===== DATA SHOWN =====
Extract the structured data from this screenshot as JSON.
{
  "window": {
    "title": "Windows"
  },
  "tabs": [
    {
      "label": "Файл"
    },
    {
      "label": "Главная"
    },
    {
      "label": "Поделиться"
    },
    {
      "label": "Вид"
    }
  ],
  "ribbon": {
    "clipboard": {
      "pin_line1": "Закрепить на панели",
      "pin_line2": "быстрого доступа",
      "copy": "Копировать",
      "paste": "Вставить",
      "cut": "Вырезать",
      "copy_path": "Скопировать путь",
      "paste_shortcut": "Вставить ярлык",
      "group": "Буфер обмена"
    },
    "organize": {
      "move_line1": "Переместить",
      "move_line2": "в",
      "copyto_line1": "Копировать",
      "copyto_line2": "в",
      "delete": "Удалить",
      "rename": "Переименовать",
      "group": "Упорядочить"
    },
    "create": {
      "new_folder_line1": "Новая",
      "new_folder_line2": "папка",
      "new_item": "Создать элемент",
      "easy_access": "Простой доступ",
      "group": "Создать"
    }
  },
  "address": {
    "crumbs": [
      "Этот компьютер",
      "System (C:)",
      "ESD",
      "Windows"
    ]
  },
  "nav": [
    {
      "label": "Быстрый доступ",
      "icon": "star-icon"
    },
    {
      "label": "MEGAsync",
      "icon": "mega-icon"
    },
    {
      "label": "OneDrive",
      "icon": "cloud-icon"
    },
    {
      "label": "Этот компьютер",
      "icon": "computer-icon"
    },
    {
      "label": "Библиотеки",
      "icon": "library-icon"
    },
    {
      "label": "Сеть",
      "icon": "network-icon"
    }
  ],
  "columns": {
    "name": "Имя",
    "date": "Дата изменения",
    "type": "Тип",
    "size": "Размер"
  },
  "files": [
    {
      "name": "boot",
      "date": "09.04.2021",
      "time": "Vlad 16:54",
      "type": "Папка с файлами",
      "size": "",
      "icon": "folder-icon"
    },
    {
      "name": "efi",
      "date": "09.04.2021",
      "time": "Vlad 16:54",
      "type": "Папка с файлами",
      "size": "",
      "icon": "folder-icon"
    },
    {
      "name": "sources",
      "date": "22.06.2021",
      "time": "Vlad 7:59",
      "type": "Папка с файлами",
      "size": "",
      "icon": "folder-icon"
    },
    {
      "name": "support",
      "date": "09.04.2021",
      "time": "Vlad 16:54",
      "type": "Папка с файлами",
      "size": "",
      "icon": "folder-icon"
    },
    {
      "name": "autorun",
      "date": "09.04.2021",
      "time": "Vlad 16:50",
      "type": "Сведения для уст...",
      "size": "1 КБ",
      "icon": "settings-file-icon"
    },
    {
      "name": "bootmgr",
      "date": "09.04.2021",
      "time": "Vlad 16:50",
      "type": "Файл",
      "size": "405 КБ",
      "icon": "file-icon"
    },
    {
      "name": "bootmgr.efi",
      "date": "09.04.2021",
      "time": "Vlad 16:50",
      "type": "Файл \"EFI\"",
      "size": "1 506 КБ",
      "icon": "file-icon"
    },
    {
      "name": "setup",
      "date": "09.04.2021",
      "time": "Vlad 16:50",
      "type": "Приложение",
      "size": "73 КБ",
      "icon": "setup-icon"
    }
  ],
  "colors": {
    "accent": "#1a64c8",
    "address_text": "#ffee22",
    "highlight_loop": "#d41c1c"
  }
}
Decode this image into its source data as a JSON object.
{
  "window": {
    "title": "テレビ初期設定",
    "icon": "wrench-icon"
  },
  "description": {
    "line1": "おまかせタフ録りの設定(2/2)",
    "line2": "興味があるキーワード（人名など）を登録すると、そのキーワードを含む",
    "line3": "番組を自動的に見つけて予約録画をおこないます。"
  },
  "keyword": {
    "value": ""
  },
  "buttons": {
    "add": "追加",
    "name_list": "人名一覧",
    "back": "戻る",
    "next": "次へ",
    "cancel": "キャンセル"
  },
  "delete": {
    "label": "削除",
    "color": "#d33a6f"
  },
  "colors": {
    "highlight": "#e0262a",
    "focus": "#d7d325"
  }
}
=====
From the records above, extract each line exactly as shown.

**TASK SOLUTION:**
Extract the structured data from this screenshot as JSON.
{
  "window": {
    "title": "Windows"
  },
  "tabs": [
    {
      "label": "Файл"
    },
    {
      "label": "Главная"
    },
    {
      "label": "Поделиться"
    },
    {
      "label": "Вид"
    }
  ],
  "ribbon": {
    "clipboard": {
      "pin_line1": "Закрепить на панели",
      "pin_line2": "быстрого доступа",
      "copy": "Копировать",
      "paste": "Вставить",
      "cut": "Вырезать",
      "copy_path": "Скопировать путь",
      "paste_shortcut": "Вставить ярлык",
      "group": "Буфер обмена"
    },
    "organize": {
      "move_line1": "Переместить",
      "move_line2": "в",
      "copyto_line1": "Копировать",
      "copyto_line2": "в",
      "delete": "Удалить",
      "rename": "Переименовать",
      "group": "Упорядочить"
    },
    "create": {
      "new_folder_line1": "Новая",
      "new_folder_line2": "папка",
      "new_item": "Создать элемент",
      "easy_access": "Простой доступ",
      "group": "Создать"
    }
  },
  "address": {
    "crumbs": [
      "Этот компьютер",
      "System (C:)",
      "ESD",
      "Windows"
    ]
  },
  "nav": [
    {
      "label": "Быстрый доступ",
      "icon": "star-icon"
    },
    {
      "label": "MEGAsync",
      "icon": "mega-icon"
    },
    {
      "label": "OneDrive",
      "icon": "cloud-icon"
    },
    {
      "label": "Этот компьютер",
      "icon": "computer-icon"
    },
    {
      "label": "Библиотеки",
      "icon": "library-icon"
    },
    {
      "label": "Сеть",
      "icon": "network-icon"
    }
  ],
  "columns": {
    "name": "Имя",
    "date": "Дата изменения",
    "type": "Тип",
    "size": "Размер"
  },
  "files": [
    {
      "name": "boot",
      "date": "09.04.2021",
      "time": "Vlad 16:54",
      "type": "Папка с файлами",
      "size": "",
      "icon": "folder-icon"
    },
    {
      "name": "efi",
      "date": "09.04.2021",
      "time": "Vlad 16:54",
      "type": "Папка с файлами",
      "size": "",
      "icon": "folder-icon"
    },
    {
      "name": "sources",
      "date": "22.06.2021",
      "time": "Vlad 7:59",
      "type": "Папка с файлами",
      "size": "",
      "icon": "folder-icon"
    },
    {
      "name": "support",
      "date": "09.04.2021",
      "time": "Vlad 16:54",
      "type": "Папка с файлами",
      "size": "",
      "icon": "folder-icon"
    },
    {
      "name": "autorun",
      "date": "09.04.2021",
      "time": "Vlad 16:50",
      "type": "Сведения для уст...",
      "size": "1 КБ",
      "icon": "settings-file-icon"
    },
    {
      "name": "bootmgr",
      "date": "09.04.2021",
      "time": "Vlad 16:50",
      "type": "Файл",
      "size": "405 КБ",
      "icon": "file-icon"
    },
    {
      "name": "bootmgr.efi",
      "date": "09.04.2021",
      "time": "Vlad 16:50",
      "type": "Файл \"EFI\"",
      "size": "1 506 КБ",
      "icon": "file-icon"
    },
    {
      "name": "setup",
      "date": "09.04.2021",
      "time": "Vlad 16:50",
      "type": "Приложение",
      "size": "73 КБ",
      "icon": "setup-icon"
    }
  ],
  "colors": {
    "accent": "#1a64c8",
    "address_text": "#ffee22",
    "highlight_loop": "#d41c1c"
  }
}
Decode this image into its source data as a JSON object.
{
  "window": {
    "title": "テレビ初期設定",
    "icon": "wrench-icon"
  },
  "description": {
    "line1": "おまかせタフ録りの設定(2/2)",
    "line2": "興味があるキーワード（人名など）を登録すると、そのキーワードを含む",
    "line3": "番組を自動的に見つけて予約録画をおこないます。"
  },
  "keyword": {
    "value": ""
  },
  "buttons": {
    "add": "追加",
    "name_list": "人名一覧",
    "back": "戻る",
    "next": "次へ",
    "cancel": "キャンセル"
  },
  "delete": {
    "label": "削除",
    "color": "#d33a6f"
  },
  "colors": {
    "highlight": "#e0262a",
    "focus": "#d7d325"
  }
}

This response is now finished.